▸ **TASK REQUIREMENTS**
Identify all lines in the listing that include the word "带防护装置的联锁装置", and copy them out.

# START OF DATA FOR THE TASK

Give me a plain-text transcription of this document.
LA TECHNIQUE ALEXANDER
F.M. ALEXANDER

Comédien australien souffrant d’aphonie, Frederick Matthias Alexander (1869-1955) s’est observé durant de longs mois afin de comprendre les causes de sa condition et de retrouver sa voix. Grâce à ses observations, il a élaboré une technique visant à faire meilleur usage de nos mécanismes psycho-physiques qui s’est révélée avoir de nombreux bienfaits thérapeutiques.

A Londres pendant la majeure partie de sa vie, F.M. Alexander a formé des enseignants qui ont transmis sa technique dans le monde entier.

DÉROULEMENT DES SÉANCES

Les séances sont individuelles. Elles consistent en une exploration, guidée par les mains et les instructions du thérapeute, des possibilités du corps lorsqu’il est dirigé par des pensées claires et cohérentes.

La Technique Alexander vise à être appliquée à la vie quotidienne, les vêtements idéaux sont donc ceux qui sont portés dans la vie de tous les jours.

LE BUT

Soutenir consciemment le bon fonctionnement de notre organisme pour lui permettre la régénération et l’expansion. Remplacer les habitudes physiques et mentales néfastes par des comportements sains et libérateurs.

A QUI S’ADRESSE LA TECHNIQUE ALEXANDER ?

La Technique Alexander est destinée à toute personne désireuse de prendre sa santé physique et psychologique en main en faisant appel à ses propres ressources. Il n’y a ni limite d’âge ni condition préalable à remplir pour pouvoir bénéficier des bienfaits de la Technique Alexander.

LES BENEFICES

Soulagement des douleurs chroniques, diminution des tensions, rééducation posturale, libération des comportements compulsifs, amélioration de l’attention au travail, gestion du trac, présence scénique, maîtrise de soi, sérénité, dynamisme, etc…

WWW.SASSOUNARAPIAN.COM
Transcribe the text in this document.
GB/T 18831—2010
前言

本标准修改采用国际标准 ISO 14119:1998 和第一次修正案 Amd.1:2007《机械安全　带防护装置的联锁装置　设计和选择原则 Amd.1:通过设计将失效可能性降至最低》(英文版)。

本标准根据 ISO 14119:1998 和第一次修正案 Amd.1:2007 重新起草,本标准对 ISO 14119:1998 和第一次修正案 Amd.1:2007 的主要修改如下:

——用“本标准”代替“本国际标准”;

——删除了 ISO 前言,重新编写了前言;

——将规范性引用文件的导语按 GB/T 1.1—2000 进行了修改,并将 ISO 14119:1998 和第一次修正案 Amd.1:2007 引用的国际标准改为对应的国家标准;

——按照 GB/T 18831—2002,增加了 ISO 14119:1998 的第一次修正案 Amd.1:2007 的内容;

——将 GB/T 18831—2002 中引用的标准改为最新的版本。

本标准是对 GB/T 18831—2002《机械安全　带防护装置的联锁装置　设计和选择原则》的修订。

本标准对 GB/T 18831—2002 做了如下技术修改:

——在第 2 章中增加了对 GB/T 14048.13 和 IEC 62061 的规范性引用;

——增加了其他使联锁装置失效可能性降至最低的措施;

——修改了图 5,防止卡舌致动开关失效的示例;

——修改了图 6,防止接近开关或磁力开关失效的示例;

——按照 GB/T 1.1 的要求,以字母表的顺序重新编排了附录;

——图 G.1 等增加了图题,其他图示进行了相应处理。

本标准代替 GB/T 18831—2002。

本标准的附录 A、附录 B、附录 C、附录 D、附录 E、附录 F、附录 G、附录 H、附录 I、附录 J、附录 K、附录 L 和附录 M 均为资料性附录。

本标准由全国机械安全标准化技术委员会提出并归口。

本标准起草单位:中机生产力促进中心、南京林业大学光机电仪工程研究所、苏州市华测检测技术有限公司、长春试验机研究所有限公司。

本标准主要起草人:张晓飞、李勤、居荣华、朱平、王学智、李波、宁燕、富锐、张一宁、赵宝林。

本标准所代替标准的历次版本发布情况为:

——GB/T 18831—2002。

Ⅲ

# END OF DATA FOR THE TASK

▸ **EXERCISE ANSWER**
本标准修改采用国际标准 ISO 14119:1998 和第一次修正案 Amd.1:2007《机械安全　带防护装置的联锁装置　设计和选择原则 Amd.1:通过设计将失效可能性降至最低》(英文版)。
本标准是对 GB/T 18831—2002《机械安全　带防护装置的联锁装置　设计和选择原则》的修订。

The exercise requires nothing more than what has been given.